- GIVEN REQUEST: Check every line below for the word "在工作中" and copy each one that has it.

── ENTRIES PROVIDED

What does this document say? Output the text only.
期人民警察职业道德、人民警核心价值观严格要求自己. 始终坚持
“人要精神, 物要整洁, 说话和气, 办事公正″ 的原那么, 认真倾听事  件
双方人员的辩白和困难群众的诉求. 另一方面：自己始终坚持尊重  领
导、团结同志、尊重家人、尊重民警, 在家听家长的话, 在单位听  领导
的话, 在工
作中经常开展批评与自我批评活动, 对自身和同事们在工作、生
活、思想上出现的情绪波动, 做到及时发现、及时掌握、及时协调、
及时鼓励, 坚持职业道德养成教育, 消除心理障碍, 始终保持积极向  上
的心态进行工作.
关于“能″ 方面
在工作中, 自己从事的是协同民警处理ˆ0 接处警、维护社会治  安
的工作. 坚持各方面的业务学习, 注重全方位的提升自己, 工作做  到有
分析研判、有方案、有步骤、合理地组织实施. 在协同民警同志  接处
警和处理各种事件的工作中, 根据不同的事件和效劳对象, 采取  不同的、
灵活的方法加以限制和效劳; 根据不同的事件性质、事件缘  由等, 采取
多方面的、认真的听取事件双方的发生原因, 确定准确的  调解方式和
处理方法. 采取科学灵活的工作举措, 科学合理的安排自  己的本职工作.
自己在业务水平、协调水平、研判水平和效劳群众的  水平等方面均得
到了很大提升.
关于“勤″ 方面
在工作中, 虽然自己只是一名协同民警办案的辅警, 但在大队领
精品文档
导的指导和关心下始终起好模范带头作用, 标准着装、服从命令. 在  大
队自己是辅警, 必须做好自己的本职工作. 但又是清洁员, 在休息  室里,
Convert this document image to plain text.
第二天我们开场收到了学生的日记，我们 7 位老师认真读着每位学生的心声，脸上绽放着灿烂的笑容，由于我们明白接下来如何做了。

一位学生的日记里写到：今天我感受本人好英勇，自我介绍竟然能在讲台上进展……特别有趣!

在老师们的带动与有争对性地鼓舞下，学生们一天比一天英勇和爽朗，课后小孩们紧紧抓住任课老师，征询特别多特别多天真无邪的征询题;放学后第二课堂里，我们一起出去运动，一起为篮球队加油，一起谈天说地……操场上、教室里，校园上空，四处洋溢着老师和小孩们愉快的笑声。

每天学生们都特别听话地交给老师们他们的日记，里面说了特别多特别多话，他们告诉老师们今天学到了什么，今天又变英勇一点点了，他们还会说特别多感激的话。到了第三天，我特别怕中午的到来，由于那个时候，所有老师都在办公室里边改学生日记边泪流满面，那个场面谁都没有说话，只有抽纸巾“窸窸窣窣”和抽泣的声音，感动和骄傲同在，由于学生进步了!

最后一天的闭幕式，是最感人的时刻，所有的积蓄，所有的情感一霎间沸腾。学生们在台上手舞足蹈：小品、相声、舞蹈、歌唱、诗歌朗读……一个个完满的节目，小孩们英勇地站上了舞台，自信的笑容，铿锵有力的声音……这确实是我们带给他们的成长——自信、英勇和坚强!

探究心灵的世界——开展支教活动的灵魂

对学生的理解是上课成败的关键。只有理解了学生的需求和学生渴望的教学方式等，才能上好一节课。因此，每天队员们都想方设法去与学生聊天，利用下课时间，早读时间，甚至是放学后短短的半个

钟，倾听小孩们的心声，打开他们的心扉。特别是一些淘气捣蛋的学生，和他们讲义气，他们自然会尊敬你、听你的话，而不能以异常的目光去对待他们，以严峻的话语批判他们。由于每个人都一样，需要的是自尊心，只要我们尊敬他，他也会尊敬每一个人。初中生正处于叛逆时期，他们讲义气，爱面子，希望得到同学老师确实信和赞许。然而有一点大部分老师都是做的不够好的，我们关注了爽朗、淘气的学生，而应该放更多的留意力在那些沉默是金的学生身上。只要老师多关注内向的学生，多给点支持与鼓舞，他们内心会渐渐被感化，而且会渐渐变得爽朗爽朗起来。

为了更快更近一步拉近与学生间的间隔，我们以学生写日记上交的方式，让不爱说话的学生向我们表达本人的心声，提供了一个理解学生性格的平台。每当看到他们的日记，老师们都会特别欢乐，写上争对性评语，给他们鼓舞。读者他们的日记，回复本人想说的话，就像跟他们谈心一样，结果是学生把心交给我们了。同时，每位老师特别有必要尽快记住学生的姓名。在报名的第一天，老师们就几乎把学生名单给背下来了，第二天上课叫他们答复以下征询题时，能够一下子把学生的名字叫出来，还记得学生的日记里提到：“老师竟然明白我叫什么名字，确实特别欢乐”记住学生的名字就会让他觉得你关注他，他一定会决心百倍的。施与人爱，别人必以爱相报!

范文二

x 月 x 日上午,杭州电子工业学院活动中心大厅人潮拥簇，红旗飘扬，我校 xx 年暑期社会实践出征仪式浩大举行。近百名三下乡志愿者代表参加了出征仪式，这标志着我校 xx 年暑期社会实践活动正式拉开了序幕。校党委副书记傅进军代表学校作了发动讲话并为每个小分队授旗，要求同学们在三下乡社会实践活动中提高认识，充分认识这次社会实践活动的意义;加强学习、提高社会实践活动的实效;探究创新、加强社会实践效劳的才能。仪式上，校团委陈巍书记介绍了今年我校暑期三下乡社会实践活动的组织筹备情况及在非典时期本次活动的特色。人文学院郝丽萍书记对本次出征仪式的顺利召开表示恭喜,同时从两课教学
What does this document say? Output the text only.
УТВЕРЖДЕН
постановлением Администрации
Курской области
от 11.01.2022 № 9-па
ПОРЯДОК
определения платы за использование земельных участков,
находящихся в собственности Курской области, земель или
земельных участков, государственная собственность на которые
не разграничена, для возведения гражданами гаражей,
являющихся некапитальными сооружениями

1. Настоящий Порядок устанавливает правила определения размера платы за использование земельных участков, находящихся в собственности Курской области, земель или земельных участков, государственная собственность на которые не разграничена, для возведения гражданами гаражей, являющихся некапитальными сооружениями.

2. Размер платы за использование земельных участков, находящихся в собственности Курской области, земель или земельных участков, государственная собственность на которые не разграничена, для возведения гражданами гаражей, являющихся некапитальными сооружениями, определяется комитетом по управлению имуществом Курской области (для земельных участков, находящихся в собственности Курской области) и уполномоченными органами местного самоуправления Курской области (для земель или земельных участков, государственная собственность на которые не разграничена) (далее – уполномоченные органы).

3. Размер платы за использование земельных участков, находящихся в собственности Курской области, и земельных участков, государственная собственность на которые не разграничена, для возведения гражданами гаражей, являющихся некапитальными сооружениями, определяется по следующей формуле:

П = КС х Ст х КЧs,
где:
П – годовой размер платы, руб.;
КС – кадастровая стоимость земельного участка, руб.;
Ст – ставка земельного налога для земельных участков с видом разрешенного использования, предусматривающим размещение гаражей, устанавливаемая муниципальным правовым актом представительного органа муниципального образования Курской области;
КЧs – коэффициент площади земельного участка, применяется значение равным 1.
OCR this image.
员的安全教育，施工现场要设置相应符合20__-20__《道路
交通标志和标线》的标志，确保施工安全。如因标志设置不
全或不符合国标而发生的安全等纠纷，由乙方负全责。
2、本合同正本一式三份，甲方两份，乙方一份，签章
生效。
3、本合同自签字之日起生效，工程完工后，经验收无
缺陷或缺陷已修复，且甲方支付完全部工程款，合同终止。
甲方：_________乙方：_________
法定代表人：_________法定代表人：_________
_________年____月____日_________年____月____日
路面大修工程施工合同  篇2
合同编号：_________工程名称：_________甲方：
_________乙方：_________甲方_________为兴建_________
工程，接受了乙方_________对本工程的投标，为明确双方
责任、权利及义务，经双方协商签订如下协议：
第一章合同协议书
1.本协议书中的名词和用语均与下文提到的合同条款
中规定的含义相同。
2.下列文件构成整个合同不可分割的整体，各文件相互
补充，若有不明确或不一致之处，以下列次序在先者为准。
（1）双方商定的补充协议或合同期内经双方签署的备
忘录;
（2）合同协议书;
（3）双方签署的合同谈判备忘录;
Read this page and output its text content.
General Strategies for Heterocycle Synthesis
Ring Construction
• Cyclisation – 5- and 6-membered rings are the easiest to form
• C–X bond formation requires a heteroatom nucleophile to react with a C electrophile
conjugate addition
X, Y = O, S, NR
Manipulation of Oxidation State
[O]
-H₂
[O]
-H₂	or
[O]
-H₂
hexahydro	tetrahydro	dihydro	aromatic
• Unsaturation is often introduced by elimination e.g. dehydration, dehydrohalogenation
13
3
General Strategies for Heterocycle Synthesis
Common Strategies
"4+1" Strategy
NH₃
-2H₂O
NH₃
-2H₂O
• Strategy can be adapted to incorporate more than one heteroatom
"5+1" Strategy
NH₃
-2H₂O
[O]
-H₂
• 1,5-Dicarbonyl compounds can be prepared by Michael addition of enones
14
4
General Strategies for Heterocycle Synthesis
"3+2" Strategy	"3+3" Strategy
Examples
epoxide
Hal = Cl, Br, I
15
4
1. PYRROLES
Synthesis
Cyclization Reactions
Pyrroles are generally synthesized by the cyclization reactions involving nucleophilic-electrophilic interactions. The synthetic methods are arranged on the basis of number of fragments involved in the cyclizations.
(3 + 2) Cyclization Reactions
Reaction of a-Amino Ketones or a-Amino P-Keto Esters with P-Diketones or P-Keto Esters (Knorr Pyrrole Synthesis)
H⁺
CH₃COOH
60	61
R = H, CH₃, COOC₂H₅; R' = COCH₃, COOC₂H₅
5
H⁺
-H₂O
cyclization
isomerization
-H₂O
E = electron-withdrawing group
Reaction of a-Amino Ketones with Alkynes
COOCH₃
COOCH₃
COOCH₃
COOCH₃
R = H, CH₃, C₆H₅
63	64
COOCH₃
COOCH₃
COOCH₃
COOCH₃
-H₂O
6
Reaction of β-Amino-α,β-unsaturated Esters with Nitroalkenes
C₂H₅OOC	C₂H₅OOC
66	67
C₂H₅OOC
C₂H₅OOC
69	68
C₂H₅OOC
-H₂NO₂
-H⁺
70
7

────

- CORRECT ANSWER:
在工作中, 自己从事的是协同民警处理ˆ0 接处警、维护社会治  安
在工作中, 虽然自己只是一名协同民警办案的辅警, 但在大队领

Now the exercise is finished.